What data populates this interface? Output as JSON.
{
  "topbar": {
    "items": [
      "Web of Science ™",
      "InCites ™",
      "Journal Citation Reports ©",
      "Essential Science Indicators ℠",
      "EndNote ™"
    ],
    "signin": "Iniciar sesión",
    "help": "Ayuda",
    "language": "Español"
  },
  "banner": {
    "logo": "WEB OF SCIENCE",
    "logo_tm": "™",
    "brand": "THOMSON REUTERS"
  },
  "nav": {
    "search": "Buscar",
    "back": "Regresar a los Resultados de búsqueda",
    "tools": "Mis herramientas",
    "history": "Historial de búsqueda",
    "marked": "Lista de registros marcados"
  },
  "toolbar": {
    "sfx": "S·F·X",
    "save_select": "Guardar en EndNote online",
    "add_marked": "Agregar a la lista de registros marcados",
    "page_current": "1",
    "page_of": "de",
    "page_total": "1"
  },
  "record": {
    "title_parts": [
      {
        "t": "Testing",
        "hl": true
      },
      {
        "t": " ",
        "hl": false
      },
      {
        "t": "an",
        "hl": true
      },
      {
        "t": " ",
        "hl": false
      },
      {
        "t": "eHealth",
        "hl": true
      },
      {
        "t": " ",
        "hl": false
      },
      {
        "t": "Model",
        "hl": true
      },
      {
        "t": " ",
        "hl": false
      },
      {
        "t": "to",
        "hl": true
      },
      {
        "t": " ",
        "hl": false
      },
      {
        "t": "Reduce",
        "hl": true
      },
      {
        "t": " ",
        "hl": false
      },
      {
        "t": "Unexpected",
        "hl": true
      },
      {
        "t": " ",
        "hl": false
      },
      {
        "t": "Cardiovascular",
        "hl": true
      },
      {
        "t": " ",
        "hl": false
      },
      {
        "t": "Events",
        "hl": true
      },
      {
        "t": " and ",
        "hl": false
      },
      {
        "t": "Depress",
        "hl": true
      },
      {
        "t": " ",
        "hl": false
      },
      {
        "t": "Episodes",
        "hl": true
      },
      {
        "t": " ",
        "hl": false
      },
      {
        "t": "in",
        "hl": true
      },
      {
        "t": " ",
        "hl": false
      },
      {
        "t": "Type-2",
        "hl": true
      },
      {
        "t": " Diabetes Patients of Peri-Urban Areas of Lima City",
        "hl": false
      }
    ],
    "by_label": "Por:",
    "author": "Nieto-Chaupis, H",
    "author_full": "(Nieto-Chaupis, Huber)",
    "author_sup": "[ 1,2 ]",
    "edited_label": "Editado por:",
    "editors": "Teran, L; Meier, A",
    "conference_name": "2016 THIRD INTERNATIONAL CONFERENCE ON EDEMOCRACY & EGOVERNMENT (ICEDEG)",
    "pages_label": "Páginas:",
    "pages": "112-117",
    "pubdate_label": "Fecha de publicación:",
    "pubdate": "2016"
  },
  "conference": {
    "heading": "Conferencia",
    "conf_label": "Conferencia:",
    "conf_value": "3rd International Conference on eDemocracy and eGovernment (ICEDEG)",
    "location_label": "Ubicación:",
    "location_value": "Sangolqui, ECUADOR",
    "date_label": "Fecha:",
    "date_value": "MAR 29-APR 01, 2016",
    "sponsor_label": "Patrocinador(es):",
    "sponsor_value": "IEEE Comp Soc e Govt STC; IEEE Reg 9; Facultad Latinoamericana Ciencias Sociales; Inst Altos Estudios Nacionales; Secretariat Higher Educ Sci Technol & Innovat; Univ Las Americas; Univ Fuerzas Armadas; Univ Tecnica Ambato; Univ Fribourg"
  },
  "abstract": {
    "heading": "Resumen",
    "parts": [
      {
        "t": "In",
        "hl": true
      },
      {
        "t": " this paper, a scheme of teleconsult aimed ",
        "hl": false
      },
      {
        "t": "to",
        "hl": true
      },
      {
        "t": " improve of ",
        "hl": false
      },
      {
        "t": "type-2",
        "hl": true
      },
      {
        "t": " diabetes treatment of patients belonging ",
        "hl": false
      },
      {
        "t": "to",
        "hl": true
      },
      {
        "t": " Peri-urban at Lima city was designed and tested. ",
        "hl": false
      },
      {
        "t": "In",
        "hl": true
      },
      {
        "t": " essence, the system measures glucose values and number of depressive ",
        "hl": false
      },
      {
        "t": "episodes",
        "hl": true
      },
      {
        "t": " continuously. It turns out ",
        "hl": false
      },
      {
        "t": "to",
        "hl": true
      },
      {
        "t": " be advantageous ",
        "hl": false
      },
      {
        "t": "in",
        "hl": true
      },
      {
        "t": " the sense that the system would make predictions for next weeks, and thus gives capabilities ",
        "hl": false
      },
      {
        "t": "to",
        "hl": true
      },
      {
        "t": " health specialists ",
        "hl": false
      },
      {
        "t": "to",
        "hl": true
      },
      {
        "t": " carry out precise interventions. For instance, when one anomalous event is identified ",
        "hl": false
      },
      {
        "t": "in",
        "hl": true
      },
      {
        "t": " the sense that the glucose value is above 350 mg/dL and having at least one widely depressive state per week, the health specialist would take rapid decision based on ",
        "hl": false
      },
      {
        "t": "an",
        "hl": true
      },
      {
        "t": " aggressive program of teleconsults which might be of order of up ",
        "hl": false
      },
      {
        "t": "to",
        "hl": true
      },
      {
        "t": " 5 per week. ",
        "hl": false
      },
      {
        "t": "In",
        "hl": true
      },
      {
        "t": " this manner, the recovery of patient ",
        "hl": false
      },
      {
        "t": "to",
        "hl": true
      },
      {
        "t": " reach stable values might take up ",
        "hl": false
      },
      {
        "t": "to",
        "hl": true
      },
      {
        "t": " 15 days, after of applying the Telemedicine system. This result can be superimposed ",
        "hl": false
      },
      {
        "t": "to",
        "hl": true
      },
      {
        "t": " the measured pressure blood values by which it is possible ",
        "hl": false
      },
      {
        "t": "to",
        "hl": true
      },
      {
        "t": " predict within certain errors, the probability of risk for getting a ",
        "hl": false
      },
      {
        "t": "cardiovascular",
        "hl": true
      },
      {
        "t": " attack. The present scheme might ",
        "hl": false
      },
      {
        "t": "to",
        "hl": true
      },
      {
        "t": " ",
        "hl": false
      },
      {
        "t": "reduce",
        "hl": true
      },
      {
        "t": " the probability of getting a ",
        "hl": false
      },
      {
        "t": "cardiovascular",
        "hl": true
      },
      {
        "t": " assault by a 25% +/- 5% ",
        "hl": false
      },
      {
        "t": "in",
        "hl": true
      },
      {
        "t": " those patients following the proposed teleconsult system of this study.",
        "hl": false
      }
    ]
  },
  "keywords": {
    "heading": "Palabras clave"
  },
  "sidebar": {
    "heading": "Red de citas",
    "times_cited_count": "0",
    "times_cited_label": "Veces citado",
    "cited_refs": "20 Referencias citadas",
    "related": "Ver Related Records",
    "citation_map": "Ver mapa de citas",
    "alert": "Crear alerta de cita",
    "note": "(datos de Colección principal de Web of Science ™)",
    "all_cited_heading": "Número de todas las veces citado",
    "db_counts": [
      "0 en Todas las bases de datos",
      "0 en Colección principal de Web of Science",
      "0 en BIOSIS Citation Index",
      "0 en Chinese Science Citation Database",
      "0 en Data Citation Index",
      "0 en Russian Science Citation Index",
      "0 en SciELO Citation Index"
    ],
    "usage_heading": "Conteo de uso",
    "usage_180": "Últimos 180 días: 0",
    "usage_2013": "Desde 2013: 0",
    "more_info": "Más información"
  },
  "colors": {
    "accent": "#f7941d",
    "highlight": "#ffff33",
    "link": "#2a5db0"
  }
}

________________________________________

### ASSIGNED TASK
The answer consists of every line above in which the word "búsqueda" occurs.

### TASK OUTPUT
    "back": "Regresar a los Resultados de búsqueda",
    "history": "Historial de búsqueda",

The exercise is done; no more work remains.